(Data entries)
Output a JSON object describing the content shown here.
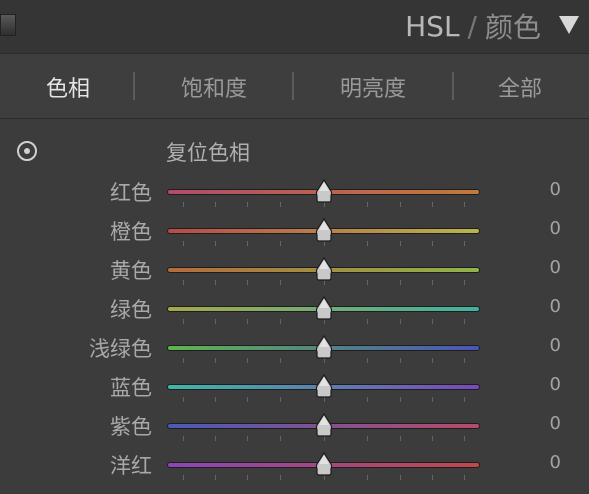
{
  "header": {
    "title_en": "HSL",
    "separator": "/",
    "title_cn": "颜色"
  },
  "tabs": [
    {
      "label": "色相",
      "active": true
    },
    {
      "label": "饱和度",
      "active": false
    },
    {
      "label": "明亮度",
      "active": false
    },
    {
      "label": "全部",
      "active": false
    }
  ],
  "panel": {
    "reset_label": "复位色相"
  },
  "sliders": [
    {
      "label": "红色",
      "value": "0",
      "gradient": [
        "#b34b6a",
        "#c07a3a"
      ]
    },
    {
      "label": "橙色",
      "value": "0",
      "gradient": [
        "#b94a4a",
        "#b8b64a"
      ]
    },
    {
      "label": "黄色",
      "value": "0",
      "gradient": [
        "#b56b3c",
        "#8fb44a"
      ]
    },
    {
      "label": "绿色",
      "value": "0",
      "gradient": [
        "#a6a84a",
        "#3fb2a0"
      ]
    },
    {
      "label": "浅绿色",
      "value": "0",
      "gradient": [
        "#5eb54e",
        "#4a55b6"
      ]
    },
    {
      "label": "蓝色",
      "value": "0",
      "gradient": [
        "#3fb7a7",
        "#7a48b8"
      ]
    },
    {
      "label": "紫色",
      "value": "0",
      "gradient": [
        "#4a5ab8",
        "#b94a6a"
      ]
    },
    {
      "label": "洋红",
      "value": "0",
      "gradient": [
        "#8a46b8",
        "#c0484a"
      ]
    }
  ]
}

Task to complete: Copy the whole of the material above exactly, but not its images.

Full answer:
Output a JSON object describing the content shown here.
{
  "header": {
    "title_en": "HSL",
    "separator": "/",
    "title_cn": "颜色"
  },
  "tabs": [
    {
      "label": "色相",
      "active": true
    },
    {
      "label": "饱和度",
      "active": false
    },
    {
      "label": "明亮度",
      "active": false
    },
    {
      "label": "全部",
      "active": false
    }
  ],
  "panel": {
    "reset_label": "复位色相"
  },
  "sliders": [
    {
      "label": "红色",
      "value": "0",
      "gradient": [
        "#b34b6a",
        "#c07a3a"
      ]
    },
    {
      "label": "橙色",
      "value": "0",
      "gradient": [
        "#b94a4a",
        "#b8b64a"
      ]
    },
    {
      "label": "黄色",
      "value": "0",
      "gradient": [
        "#b56b3c",
        "#8fb44a"
      ]
    },
    {
      "label": "绿色",
      "value": "0",
      "gradient": [
        "#a6a84a",
        "#3fb2a0"
      ]
    },
    {
      "label": "浅绿色",
      "value": "0",
      "gradient": [
        "#5eb54e",
        "#4a55b6"
      ]
    },
    {
      "label": "蓝色",
      "value": "0",
      "gradient": [
        "#3fb7a7",
        "#7a48b8"
      ]
    },
    {
      "label": "紫色",
      "value": "0",
      "gradient": [
        "#4a5ab8",
        "#b94a6a"
      ]
    },
    {
      "label": "洋红",
      "value": "0",
      "gradient": [
        "#8a46b8",
        "#c0484a"
      ]
    }
  ]
}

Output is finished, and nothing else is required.